**WRITTEN REQUEST:**
Pull each line containing "permanent" out of the data and copy it.

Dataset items
+ + +
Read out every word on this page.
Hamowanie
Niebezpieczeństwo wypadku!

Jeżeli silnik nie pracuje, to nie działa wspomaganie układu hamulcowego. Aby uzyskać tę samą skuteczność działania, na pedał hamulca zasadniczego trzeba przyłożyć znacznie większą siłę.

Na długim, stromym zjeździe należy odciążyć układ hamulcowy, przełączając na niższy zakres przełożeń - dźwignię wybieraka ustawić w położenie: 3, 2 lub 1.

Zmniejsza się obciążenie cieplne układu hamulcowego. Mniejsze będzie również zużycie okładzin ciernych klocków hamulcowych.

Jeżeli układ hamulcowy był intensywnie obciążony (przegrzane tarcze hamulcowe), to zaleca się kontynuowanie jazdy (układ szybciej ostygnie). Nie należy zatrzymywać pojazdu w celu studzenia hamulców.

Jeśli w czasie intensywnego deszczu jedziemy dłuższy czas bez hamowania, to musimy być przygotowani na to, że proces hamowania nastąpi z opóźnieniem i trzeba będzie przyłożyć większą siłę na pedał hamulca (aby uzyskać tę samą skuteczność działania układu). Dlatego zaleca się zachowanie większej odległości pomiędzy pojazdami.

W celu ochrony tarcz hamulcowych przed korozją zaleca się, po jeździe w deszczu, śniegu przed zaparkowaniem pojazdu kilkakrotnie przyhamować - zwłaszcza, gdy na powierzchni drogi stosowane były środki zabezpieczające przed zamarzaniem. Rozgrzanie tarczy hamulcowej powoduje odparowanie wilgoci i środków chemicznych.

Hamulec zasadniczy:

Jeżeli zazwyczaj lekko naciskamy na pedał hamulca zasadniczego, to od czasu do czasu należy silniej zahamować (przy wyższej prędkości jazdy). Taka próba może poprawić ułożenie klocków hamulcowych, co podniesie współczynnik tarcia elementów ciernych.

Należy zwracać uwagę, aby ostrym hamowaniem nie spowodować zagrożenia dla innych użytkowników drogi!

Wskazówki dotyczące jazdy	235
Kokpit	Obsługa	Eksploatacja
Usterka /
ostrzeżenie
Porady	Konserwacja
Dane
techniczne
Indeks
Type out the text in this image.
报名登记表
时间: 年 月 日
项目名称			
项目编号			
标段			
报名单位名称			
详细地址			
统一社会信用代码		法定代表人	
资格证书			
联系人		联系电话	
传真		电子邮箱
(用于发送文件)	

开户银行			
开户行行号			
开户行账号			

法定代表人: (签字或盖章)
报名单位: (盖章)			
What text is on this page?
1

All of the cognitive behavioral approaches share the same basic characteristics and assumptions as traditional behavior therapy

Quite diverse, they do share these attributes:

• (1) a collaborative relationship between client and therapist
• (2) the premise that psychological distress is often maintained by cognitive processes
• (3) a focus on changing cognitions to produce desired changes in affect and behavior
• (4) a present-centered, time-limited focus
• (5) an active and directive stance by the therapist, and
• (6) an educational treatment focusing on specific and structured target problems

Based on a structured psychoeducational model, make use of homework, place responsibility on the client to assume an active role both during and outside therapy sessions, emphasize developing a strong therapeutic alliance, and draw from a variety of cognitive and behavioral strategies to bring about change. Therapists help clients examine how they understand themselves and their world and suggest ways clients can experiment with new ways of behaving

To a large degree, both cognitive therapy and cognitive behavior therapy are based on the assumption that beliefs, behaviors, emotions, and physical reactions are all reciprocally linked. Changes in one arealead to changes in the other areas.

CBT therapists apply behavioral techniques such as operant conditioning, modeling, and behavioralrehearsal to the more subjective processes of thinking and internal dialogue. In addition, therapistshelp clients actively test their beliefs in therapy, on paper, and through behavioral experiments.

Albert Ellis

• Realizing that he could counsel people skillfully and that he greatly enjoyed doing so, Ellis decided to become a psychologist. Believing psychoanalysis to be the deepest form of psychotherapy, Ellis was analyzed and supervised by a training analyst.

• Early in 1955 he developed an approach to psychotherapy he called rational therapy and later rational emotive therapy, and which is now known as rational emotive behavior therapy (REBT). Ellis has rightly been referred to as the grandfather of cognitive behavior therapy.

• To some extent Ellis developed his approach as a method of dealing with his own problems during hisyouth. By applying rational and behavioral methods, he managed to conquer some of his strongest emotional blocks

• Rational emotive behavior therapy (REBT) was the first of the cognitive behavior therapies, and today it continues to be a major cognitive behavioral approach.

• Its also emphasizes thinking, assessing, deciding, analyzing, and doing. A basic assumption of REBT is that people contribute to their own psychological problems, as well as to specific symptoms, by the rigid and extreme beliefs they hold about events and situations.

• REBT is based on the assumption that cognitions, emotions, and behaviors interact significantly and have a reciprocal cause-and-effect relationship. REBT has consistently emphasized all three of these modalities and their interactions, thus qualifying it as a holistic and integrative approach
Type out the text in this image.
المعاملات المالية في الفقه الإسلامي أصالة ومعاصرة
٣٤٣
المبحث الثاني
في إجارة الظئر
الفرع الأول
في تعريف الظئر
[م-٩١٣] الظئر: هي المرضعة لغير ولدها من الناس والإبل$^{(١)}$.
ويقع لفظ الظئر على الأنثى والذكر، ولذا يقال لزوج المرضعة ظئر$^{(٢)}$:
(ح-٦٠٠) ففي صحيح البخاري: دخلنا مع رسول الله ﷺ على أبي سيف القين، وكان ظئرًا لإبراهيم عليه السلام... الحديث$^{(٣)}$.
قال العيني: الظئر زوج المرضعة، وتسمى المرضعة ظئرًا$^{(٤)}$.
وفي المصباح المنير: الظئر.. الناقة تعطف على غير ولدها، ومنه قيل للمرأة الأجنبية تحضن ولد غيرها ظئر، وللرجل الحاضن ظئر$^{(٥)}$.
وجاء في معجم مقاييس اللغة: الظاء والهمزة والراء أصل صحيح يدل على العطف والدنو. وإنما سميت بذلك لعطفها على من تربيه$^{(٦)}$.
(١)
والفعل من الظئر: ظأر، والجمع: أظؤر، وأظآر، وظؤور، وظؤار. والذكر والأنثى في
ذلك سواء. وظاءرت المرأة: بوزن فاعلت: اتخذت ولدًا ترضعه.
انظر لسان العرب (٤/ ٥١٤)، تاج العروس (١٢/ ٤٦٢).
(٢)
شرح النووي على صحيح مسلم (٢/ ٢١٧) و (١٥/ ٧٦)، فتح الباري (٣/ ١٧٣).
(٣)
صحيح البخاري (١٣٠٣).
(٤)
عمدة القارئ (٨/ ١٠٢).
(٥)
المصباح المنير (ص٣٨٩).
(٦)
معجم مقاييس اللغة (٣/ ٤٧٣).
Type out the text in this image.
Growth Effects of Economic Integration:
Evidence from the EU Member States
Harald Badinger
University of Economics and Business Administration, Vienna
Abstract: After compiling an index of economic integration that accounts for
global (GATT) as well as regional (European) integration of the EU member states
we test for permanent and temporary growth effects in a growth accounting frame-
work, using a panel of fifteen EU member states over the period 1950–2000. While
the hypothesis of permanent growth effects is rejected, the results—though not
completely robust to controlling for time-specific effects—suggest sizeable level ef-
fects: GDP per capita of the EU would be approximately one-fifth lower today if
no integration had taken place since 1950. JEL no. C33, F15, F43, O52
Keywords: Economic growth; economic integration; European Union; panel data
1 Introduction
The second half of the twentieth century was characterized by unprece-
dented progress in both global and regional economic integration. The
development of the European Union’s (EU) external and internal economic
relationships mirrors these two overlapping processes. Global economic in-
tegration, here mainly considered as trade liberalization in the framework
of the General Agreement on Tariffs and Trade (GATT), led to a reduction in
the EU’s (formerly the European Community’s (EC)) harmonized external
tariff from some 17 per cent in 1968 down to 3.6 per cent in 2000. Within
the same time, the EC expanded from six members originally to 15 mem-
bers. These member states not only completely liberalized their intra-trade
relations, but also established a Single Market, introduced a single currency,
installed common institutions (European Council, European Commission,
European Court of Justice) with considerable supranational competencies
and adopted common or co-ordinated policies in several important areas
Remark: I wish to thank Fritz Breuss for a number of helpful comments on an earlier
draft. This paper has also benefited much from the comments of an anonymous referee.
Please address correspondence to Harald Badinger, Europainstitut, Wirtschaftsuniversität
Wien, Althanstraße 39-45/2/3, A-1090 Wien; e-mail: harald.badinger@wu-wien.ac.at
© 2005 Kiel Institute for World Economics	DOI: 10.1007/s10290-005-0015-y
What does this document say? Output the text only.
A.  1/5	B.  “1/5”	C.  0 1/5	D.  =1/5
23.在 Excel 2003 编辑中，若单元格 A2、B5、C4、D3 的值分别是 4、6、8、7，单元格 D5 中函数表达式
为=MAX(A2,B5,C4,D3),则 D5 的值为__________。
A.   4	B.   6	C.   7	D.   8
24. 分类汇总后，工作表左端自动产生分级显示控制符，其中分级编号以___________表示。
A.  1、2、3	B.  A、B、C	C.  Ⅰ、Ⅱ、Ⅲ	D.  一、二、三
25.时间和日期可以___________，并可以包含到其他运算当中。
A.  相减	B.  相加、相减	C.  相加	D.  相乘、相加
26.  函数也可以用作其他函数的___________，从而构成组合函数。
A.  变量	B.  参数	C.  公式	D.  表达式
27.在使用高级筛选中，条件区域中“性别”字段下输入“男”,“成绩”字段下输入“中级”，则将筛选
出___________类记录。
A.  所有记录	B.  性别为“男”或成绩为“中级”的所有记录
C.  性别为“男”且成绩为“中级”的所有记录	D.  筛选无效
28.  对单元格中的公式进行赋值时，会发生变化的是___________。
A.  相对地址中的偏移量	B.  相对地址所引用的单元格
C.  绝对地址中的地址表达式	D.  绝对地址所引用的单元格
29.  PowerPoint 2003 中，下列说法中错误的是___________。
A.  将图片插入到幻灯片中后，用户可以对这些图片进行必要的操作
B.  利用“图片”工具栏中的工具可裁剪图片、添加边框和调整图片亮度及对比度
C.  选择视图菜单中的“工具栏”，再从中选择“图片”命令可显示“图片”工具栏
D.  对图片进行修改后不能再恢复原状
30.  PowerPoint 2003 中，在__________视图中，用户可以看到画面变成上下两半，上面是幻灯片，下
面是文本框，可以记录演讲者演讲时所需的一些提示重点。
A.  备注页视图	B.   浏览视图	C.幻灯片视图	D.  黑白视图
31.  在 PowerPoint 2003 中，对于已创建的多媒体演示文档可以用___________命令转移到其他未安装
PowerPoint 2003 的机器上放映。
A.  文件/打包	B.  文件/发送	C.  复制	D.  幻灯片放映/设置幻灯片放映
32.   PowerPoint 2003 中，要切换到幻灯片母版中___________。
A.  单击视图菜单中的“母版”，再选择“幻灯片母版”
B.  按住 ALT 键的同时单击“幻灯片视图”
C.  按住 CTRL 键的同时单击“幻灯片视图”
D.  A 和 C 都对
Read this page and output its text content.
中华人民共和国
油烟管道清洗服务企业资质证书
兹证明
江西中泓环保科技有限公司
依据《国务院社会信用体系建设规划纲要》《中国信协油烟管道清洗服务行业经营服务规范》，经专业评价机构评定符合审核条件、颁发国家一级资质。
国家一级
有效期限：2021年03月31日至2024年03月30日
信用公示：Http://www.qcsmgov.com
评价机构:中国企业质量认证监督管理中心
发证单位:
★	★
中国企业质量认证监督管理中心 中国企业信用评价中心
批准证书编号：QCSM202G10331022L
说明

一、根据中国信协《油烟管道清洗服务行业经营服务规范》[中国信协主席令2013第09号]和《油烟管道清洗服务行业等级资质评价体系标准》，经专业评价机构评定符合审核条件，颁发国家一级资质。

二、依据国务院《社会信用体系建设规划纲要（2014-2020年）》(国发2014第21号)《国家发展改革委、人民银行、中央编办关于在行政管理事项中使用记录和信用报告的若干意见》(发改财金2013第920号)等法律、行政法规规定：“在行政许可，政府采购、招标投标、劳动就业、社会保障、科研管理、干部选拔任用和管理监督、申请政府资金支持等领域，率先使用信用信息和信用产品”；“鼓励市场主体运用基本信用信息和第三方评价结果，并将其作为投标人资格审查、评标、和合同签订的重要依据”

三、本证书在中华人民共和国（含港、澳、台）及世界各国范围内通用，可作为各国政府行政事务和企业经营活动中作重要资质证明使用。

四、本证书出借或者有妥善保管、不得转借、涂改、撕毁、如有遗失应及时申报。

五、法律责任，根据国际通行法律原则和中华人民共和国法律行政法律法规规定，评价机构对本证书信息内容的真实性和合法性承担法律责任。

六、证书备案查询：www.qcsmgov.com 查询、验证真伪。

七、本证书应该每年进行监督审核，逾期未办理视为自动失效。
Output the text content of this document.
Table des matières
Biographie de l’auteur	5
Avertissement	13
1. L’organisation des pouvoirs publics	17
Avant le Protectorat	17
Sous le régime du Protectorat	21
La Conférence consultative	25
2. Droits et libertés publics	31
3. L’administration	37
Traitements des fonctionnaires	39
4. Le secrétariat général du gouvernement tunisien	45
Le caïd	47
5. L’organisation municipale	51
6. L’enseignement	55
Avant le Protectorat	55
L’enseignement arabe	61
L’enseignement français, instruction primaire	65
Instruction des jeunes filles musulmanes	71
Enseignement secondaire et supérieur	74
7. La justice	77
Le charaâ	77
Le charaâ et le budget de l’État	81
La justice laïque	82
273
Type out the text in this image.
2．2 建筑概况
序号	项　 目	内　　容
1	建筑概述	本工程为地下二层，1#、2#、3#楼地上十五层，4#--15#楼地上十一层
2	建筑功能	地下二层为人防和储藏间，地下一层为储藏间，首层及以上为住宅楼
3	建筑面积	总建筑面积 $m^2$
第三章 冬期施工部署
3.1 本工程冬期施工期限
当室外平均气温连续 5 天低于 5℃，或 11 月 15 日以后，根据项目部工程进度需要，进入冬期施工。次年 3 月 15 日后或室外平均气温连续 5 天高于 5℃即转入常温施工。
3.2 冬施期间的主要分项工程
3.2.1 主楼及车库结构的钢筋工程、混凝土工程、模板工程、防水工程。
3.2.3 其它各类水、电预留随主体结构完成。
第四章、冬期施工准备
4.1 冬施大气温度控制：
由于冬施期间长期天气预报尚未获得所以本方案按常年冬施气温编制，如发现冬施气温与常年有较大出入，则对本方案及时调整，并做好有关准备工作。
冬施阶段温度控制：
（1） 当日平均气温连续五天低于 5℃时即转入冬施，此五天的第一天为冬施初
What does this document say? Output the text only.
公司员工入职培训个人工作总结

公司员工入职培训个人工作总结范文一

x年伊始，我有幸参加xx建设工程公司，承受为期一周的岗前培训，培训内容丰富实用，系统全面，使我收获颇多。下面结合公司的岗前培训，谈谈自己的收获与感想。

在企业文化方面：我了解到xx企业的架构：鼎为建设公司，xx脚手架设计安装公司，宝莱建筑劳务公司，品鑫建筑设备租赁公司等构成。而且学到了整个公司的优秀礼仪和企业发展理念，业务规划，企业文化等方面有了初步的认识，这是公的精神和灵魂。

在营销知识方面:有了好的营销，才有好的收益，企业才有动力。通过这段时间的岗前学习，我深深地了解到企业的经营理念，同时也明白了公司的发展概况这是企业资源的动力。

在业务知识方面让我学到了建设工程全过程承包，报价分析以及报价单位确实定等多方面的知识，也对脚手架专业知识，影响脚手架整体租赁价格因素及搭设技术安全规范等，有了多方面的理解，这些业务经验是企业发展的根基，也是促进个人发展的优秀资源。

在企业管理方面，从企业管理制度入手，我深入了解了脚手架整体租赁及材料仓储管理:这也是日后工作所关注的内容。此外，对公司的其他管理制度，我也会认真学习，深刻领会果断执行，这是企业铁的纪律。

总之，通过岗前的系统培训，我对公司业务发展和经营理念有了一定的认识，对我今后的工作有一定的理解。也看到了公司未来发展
+ + +
**COMPLETE ANSWER:**
we test for permanent and temporary growth effects in a growth accounting frame-
the hypothesis of permanent growth effects is rejected, the results—though not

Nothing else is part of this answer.